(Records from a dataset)
---
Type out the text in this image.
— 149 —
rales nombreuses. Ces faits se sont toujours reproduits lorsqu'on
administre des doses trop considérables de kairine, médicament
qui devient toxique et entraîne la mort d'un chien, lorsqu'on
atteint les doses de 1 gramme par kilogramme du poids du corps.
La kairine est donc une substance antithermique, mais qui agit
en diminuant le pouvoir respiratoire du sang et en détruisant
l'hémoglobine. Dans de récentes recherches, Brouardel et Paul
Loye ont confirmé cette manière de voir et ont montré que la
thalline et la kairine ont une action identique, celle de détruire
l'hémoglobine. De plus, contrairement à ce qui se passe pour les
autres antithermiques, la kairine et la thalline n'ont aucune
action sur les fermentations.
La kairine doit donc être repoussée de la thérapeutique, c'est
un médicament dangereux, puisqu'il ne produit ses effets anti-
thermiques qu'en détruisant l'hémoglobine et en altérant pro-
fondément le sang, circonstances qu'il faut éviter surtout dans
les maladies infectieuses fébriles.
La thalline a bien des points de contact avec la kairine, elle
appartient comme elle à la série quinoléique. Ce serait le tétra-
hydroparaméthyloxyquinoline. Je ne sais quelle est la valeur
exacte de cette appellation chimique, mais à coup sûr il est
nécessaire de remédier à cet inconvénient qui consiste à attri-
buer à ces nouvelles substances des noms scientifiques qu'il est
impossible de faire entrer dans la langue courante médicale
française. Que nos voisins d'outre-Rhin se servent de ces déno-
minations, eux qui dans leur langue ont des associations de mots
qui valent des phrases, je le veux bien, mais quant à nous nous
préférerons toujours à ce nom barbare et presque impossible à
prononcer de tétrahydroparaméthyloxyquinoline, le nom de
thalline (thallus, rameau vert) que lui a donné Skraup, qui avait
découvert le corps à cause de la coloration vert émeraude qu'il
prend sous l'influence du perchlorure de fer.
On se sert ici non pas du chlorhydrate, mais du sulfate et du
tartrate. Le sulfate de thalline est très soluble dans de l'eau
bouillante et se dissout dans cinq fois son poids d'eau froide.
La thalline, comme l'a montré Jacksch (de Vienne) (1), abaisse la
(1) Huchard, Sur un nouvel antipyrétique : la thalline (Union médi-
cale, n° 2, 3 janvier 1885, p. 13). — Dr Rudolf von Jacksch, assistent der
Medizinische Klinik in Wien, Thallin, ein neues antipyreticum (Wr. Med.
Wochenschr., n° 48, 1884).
---
Problem description: Exactly as written, please output every entry.

Exercise output:
Type out the text in this image.
— 149 —
rales nombreuses. Ces faits se sont toujours reproduits lorsqu'on
administre des doses trop considérables de kairine, médicament
qui devient toxique et entraîne la mort d'un chien, lorsqu'on
atteint les doses de 1 gramme par kilogramme du poids du corps.
La kairine est donc une substance antithermique, mais qui agit
en diminuant le pouvoir respiratoire du sang et en détruisant
l'hémoglobine. Dans de récentes recherches, Brouardel et Paul
Loye ont confirmé cette manière de voir et ont montré que la
thalline et la kairine ont une action identique, celle de détruire
l'hémoglobine. De plus, contrairement à ce qui se passe pour les
autres antithermiques, la kairine et la thalline n'ont aucune
action sur les fermentations.
La kairine doit donc être repoussée de la thérapeutique, c'est
un médicament dangereux, puisqu'il ne produit ses effets anti-
thermiques qu'en détruisant l'hémoglobine et en altérant pro-
fondément le sang, circonstances qu'il faut éviter surtout dans
les maladies infectieuses fébriles.
La thalline a bien des points de contact avec la kairine, elle
appartient comme elle à la série quinoléique. Ce serait le tétra-
hydroparaméthyloxyquinoline. Je ne sais quelle est la valeur
exacte de cette appellation chimique, mais à coup sûr il est
nécessaire de remédier à cet inconvénient qui consiste à attri-
buer à ces nouvelles substances des noms scientifiques qu'il est
impossible de faire entrer dans la langue courante médicale
française. Que nos voisins d'outre-Rhin se servent de ces déno-
minations, eux qui dans leur langue ont des associations de mots
qui valent des phrases, je le veux bien, mais quant à nous nous
préférerons toujours à ce nom barbare et presque impossible à
prononcer de tétrahydroparaméthyloxyquinoline, le nom de
thalline (thallus, rameau vert) que lui a donné Skraup, qui avait
découvert le corps à cause de la coloration vert émeraude qu'il
prend sous l'influence du perchlorure de fer.
On se sert ici non pas du chlorhydrate, mais du sulfate et du
tartrate. Le sulfate de thalline est très soluble dans de l'eau
bouillante et se dissout dans cinq fois son poids d'eau froide.
La thalline, comme l'a montré Jacksch (de Vienne) (1), abaisse la
(1) Huchard, Sur un nouvel antipyrétique : la thalline (Union médi-
cale, n° 2, 3 janvier 1885, p. 13). — Dr Rudolf von Jacksch, assistent der
Medizinische Klinik in Wien, Thallin, ein neues antipyreticum (Wr. Med.
Wochenschr., n° 48, 1884).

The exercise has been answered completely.